**Data provided:**
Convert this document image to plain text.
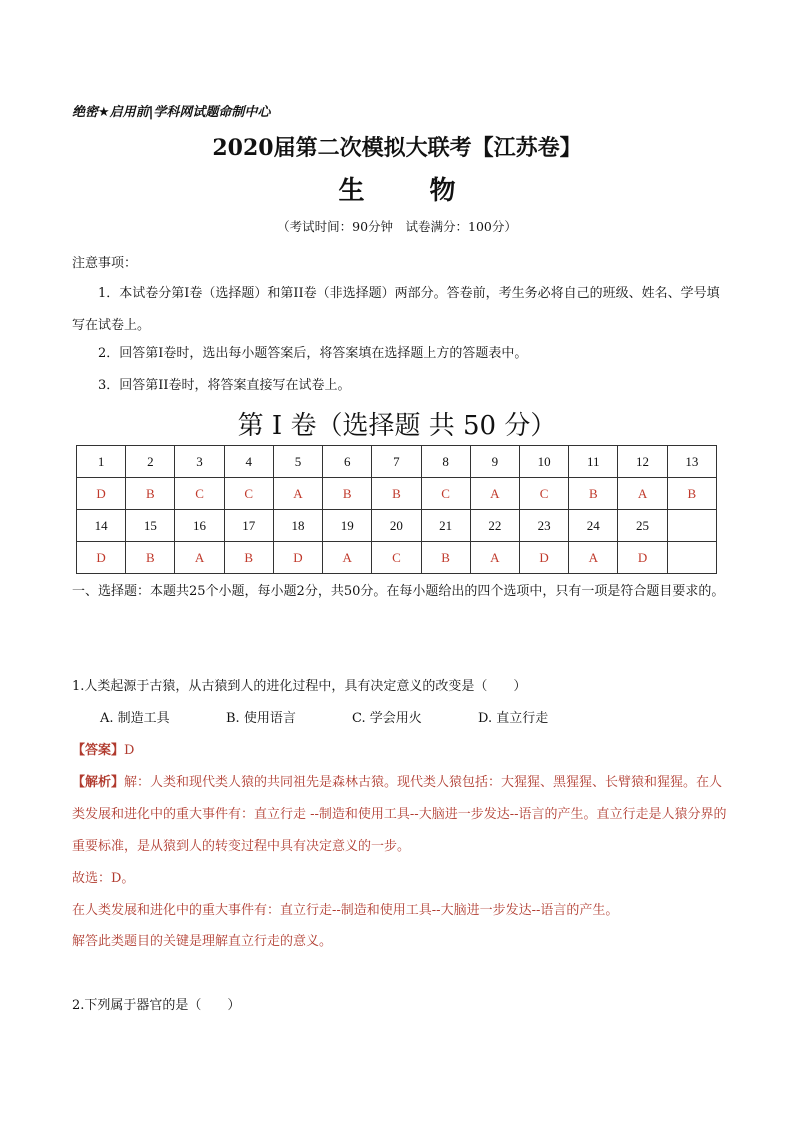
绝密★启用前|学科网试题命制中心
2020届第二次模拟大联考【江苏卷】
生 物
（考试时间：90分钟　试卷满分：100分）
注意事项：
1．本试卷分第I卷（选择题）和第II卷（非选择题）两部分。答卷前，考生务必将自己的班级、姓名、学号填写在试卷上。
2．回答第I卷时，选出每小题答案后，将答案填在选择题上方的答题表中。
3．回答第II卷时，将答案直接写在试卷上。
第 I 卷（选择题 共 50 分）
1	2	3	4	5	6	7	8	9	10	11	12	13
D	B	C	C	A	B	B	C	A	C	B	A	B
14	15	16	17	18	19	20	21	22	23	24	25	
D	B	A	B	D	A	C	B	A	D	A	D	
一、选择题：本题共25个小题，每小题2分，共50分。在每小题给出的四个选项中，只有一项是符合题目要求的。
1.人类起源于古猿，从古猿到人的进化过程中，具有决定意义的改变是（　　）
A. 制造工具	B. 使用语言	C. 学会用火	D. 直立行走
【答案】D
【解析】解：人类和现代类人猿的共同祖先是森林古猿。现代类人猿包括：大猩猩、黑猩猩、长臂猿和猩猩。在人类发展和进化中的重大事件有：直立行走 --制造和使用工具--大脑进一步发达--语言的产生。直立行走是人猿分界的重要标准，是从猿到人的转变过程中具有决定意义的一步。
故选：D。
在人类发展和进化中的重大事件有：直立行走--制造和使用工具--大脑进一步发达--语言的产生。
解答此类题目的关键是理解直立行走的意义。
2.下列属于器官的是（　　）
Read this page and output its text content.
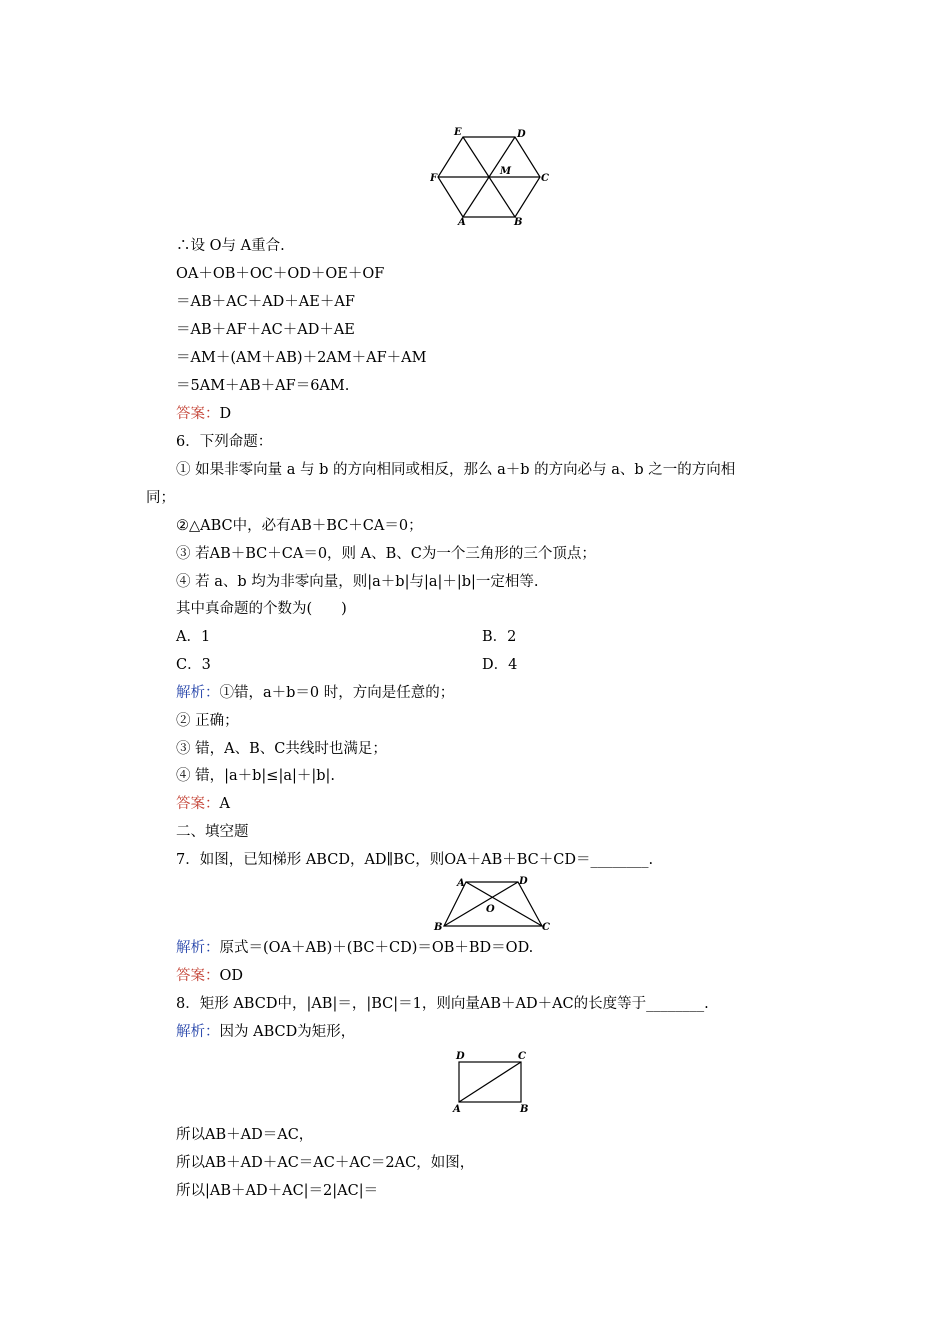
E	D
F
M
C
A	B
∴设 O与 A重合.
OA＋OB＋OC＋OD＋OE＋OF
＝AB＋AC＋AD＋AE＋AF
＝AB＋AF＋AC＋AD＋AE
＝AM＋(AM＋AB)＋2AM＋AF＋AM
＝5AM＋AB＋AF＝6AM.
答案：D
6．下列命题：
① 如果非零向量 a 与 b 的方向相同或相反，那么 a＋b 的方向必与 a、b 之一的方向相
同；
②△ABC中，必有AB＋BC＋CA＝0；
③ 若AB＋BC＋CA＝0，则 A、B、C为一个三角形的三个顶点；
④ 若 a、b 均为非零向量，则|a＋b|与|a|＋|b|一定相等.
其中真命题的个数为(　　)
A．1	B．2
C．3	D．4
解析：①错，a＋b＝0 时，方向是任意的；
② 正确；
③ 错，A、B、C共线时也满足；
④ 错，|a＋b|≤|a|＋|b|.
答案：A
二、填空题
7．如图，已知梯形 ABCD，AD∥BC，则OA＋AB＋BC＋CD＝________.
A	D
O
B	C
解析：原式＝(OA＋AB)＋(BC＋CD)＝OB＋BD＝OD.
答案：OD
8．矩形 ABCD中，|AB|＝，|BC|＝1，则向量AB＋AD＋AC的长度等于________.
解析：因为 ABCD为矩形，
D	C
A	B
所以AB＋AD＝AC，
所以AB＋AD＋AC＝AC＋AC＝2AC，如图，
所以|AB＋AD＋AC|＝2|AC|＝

**Task brief:**
Copy the listing word for word, excluding its pictures.

**Task answer:**
Convert this document image to plain text.
绝密★启用前|学科网试题命制中心
2020届第二次模拟大联考【江苏卷】
生 物
（考试时间：90分钟　试卷满分：100分）
注意事项：
1．本试卷分第I卷（选择题）和第II卷（非选择题）两部分。答卷前，考生务必将自己的班级、姓名、学号填写在试卷上。
2．回答第I卷时，选出每小题答案后，将答案填在选择题上方的答题表中。
3．回答第II卷时，将答案直接写在试卷上。
第 I 卷（选择题 共 50 分）
1	2	3	4	5	6	7	8	9	10	11	12	13
D	B	C	C	A	B	B	C	A	C	B	A	B
14	15	16	17	18	19	20	21	22	23	24	25	
D	B	A	B	D	A	C	B	A	D	A	D	
一、选择题：本题共25个小题，每小题2分，共50分。在每小题给出的四个选项中，只有一项是符合题目要求的。
1.人类起源于古猿，从古猿到人的进化过程中，具有决定意义的改变是（　　）
A. 制造工具	B. 使用语言	C. 学会用火	D. 直立行走
【答案】D
【解析】解：人类和现代类人猿的共同祖先是森林古猿。现代类人猿包括：大猩猩、黑猩猩、长臂猿和猩猩。在人类发展和进化中的重大事件有：直立行走 --制造和使用工具--大脑进一步发达--语言的产生。直立行走是人猿分界的重要标准，是从猿到人的转变过程中具有决定意义的一步。
故选：D。
在人类发展和进化中的重大事件有：直立行走--制造和使用工具--大脑进一步发达--语言的产生。
解答此类题目的关键是理解直立行走的意义。
2.下列属于器官的是（　　）
Read this page and output its text content.
E	D
F
M
C
A	B
∴设 O与 A重合.
OA＋OB＋OC＋OD＋OE＋OF
＝AB＋AC＋AD＋AE＋AF
＝AB＋AF＋AC＋AD＋AE
＝AM＋(AM＋AB)＋2AM＋AF＋AM
＝5AM＋AB＋AF＝6AM.
答案：D
6．下列命题：
① 如果非零向量 a 与 b 的方向相同或相反，那么 a＋b 的方向必与 a、b 之一的方向相
同；
②△ABC中，必有AB＋BC＋CA＝0；
③ 若AB＋BC＋CA＝0，则 A、B、C为一个三角形的三个顶点；
④ 若 a、b 均为非零向量，则|a＋b|与|a|＋|b|一定相等.
其中真命题的个数为(　　)
A．1	B．2
C．3	D．4
解析：①错，a＋b＝0 时，方向是任意的；
② 正确；
③ 错，A、B、C共线时也满足；
④ 错，|a＋b|≤|a|＋|b|.
答案：A
二、填空题
7．如图，已知梯形 ABCD，AD∥BC，则OA＋AB＋BC＋CD＝________.
A	D
O
B	C
解析：原式＝(OA＋AB)＋(BC＋CD)＝OB＋BD＝OD.
答案：OD
8．矩形 ABCD中，|AB|＝，|BC|＝1，则向量AB＋AD＋AC的长度等于________.
解析：因为 ABCD为矩形，
D	C
A	B
所以AB＋AD＝AC，
所以AB＋AD＋AC＝AC＋AC＝2AC，如图，
所以|AB＋AD＋AC|＝2|AC|＝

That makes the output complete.